Problem description:
Write out each entry again. Keep every word exactly as it is.
==== Provided data
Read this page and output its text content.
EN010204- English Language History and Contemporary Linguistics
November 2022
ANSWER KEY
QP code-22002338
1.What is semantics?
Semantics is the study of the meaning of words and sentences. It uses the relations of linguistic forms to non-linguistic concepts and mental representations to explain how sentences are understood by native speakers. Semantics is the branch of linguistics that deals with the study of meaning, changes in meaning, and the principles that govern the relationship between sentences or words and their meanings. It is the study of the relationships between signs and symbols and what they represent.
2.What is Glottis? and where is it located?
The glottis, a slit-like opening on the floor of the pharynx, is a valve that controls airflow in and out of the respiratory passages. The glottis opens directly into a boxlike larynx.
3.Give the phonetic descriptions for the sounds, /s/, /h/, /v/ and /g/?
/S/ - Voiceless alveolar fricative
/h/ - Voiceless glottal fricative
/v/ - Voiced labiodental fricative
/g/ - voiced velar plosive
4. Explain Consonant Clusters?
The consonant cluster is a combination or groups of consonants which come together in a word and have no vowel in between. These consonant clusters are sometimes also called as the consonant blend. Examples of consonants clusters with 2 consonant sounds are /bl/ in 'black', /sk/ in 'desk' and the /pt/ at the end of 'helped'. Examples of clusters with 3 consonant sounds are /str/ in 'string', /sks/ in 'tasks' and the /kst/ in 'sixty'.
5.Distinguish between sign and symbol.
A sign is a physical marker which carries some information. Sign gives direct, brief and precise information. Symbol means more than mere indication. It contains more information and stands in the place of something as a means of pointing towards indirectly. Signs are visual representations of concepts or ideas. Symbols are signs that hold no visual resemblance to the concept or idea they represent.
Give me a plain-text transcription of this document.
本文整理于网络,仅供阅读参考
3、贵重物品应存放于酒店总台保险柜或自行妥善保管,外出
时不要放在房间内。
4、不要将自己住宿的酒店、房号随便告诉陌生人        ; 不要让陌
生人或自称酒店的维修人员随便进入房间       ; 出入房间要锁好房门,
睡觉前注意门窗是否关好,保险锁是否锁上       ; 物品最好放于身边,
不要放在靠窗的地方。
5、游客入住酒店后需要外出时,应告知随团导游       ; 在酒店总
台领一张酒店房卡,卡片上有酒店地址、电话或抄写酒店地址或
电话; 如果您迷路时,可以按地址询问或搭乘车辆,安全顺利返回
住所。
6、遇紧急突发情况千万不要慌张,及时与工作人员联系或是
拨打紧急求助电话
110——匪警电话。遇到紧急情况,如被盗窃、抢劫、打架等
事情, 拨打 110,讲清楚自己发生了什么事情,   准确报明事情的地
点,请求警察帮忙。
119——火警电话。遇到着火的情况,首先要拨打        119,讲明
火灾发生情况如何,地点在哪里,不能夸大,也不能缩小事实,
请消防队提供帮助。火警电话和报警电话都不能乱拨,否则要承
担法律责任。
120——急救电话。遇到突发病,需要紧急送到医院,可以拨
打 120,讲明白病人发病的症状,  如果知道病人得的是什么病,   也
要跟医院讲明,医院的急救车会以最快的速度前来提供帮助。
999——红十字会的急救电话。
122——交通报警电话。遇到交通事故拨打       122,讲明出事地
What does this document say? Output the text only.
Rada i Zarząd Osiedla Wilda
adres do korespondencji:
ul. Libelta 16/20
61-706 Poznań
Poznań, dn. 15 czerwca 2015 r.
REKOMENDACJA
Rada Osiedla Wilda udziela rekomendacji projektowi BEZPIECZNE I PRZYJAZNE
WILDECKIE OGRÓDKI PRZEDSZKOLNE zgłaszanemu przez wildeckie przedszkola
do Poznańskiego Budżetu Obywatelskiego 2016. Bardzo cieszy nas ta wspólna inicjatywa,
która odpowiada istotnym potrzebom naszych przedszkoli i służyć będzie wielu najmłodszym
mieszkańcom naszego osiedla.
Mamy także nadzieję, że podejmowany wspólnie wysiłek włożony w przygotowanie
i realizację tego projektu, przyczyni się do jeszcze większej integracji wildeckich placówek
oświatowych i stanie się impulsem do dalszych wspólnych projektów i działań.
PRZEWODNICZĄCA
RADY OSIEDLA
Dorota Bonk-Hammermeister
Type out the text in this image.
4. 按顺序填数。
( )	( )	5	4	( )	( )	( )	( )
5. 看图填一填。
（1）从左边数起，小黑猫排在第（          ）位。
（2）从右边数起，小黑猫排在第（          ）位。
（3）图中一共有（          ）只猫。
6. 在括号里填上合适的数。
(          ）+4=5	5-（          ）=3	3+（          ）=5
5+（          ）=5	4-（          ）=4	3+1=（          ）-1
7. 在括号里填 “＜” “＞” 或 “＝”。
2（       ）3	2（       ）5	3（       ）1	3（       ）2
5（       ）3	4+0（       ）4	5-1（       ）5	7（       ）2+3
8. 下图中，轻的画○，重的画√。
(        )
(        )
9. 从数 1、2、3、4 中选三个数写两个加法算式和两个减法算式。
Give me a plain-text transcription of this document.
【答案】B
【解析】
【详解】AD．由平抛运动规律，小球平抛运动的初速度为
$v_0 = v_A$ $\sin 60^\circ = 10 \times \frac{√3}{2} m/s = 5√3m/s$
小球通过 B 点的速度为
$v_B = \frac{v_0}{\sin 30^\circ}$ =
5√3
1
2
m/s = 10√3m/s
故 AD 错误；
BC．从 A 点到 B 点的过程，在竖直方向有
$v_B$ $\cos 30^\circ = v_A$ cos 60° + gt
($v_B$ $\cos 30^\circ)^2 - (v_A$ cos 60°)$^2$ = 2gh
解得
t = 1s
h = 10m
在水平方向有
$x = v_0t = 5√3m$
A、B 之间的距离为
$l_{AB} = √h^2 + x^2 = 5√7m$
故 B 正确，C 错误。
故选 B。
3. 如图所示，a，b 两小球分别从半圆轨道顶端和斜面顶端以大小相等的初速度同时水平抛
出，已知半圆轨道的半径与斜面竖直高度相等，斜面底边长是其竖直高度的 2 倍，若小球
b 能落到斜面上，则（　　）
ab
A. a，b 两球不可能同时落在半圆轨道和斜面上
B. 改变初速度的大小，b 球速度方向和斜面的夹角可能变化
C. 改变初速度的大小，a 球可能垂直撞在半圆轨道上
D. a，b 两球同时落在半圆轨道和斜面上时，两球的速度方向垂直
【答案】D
========
Solved problem:
Read this page and output its text content.
EN010204- English Language History and Contemporary Linguistics
November 2022
ANSWER KEY
QP code-22002338
1.What is semantics?
Semantics is the study of the meaning of words and sentences. It uses the relations of linguistic forms to non-linguistic concepts and mental representations to explain how sentences are understood by native speakers. Semantics is the branch of linguistics that deals with the study of meaning, changes in meaning, and the principles that govern the relationship between sentences or words and their meanings. It is the study of the relationships between signs and symbols and what they represent.
2.What is Glottis? and where is it located?
The glottis, a slit-like opening on the floor of the pharynx, is a valve that controls airflow in and out of the respiratory passages. The glottis opens directly into a boxlike larynx.
3.Give the phonetic descriptions for the sounds, /s/, /h/, /v/ and /g/?
/S/ - Voiceless alveolar fricative
/h/ - Voiceless glottal fricative
/v/ - Voiced labiodental fricative
/g/ - voiced velar plosive
4. Explain Consonant Clusters?
The consonant cluster is a combination or groups of consonants which come together in a word and have no vowel in between. These consonant clusters are sometimes also called as the consonant blend. Examples of consonants clusters with 2 consonant sounds are /bl/ in 'black', /sk/ in 'desk' and the /pt/ at the end of 'helped'. Examples of clusters with 3 consonant sounds are /str/ in 'string', /sks/ in 'tasks' and the /kst/ in 'sixty'.
5.Distinguish between sign and symbol.
A sign is a physical marker which carries some information. Sign gives direct, brief and precise information. Symbol means more than mere indication. It contains more information and stands in the place of something as a means of pointing towards indirectly. Signs are visual representations of concepts or ideas. Symbols are signs that hold no visual resemblance to the concept or idea they represent.
Give me a plain-text transcription of this document.
本文整理于网络,仅供阅读参考
3、贵重物品应存放于酒店总台保险柜或自行妥善保管,外出
时不要放在房间内。
4、不要将自己住宿的酒店、房号随便告诉陌生人        ; 不要让陌
生人或自称酒店的维修人员随便进入房间       ; 出入房间要锁好房门,
睡觉前注意门窗是否关好,保险锁是否锁上       ; 物品最好放于身边,
不要放在靠窗的地方。
5、游客入住酒店后需要外出时,应告知随团导游       ; 在酒店总
台领一张酒店房卡,卡片上有酒店地址、电话或抄写酒店地址或
电话; 如果您迷路时,可以按地址询问或搭乘车辆,安全顺利返回
住所。
6、遇紧急突发情况千万不要慌张,及时与工作人员联系或是
拨打紧急求助电话
110——匪警电话。遇到紧急情况,如被盗窃、抢劫、打架等
事情, 拨打 110,讲清楚自己发生了什么事情,   准确报明事情的地
点,请求警察帮忙。
119——火警电话。遇到着火的情况,首先要拨打        119,讲明
火灾发生情况如何,地点在哪里,不能夸大,也不能缩小事实,
请消防队提供帮助。火警电话和报警电话都不能乱拨,否则要承
担法律责任。
120——急救电话。遇到突发病,需要紧急送到医院,可以拨
打 120,讲明白病人发病的症状,  如果知道病人得的是什么病,   也
要跟医院讲明,医院的急救车会以最快的速度前来提供帮助。
999——红十字会的急救电话。
122——交通报警电话。遇到交通事故拨打       122,讲明出事地
What does this document say? Output the text only.
Rada i Zarząd Osiedla Wilda
adres do korespondencji:
ul. Libelta 16/20
61-706 Poznań
Poznań, dn. 15 czerwca 2015 r.
REKOMENDACJA
Rada Osiedla Wilda udziela rekomendacji projektowi BEZPIECZNE I PRZYJAZNE
WILDECKIE OGRÓDKI PRZEDSZKOLNE zgłaszanemu przez wildeckie przedszkola
do Poznańskiego Budżetu Obywatelskiego 2016. Bardzo cieszy nas ta wspólna inicjatywa,
która odpowiada istotnym potrzebom naszych przedszkoli i służyć będzie wielu najmłodszym
mieszkańcom naszego osiedla.
Mamy także nadzieję, że podejmowany wspólnie wysiłek włożony w przygotowanie
i realizację tego projektu, przyczyni się do jeszcze większej integracji wildeckich placówek
oświatowych i stanie się impulsem do dalszych wspólnych projektów i działań.
PRZEWODNICZĄCA
RADY OSIEDLA
Dorota Bonk-Hammermeister
Type out the text in this image.
4. 按顺序填数。
( )	( )	5	4	( )	( )	( )	( )
5. 看图填一填。
（1）从左边数起，小黑猫排在第（          ）位。
（2）从右边数起，小黑猫排在第（          ）位。
（3）图中一共有（          ）只猫。
6. 在括号里填上合适的数。
(          ）+4=5	5-（          ）=3	3+（          ）=5
5+（          ）=5	4-（          ）=4	3+1=（          ）-1
7. 在括号里填 “＜” “＞” 或 “＝”。
2（       ）3	2（       ）5	3（       ）1	3（       ）2
5（       ）3	4+0（       ）4	5-1（       ）5	7（       ）2+3
8. 下图中，轻的画○，重的画√。
(        )
(        )
9. 从数 1、2、3、4 中选三个数写两个加法算式和两个减法算式。
Give me a plain-text transcription of this document.
【答案】B
【解析】
【详解】AD．由平抛运动规律，小球平抛运动的初速度为
$v_0 = v_A$ $\sin 60^\circ = 10 \times \frac{√3}{2} m/s = 5√3m/s$
小球通过 B 点的速度为
$v_B = \frac{v_0}{\sin 30^\circ}$ =
5√3
1
2
m/s = 10√3m/s
故 AD 错误；
BC．从 A 点到 B 点的过程，在竖直方向有
$v_B$ $\cos 30^\circ = v_A$ cos 60° + gt
($v_B$ $\cos 30^\circ)^2 - (v_A$ cos 60°)$^2$ = 2gh
解得
t = 1s
h = 10m
在水平方向有
$x = v_0t = 5√3m$
A、B 之间的距离为
$l_{AB} = √h^2 + x^2 = 5√7m$
故 B 正确，C 错误。
故选 B。
3. 如图所示，a，b 两小球分别从半圆轨道顶端和斜面顶端以大小相等的初速度同时水平抛
出，已知半圆轨道的半径与斜面竖直高度相等，斜面底边长是其竖直高度的 2 倍，若小球
b 能落到斜面上，则（　　）
ab
A. a，b 两球不可能同时落在半圆轨道和斜面上
B. 改变初速度的大小，b 球速度方向和斜面的夹角可能变化
C. 改变初速度的大小，a 球可能垂直撞在半圆轨道上
D. a，b 两球同时落在半圆轨道和斜面上时，两球的速度方向垂直
【答案】D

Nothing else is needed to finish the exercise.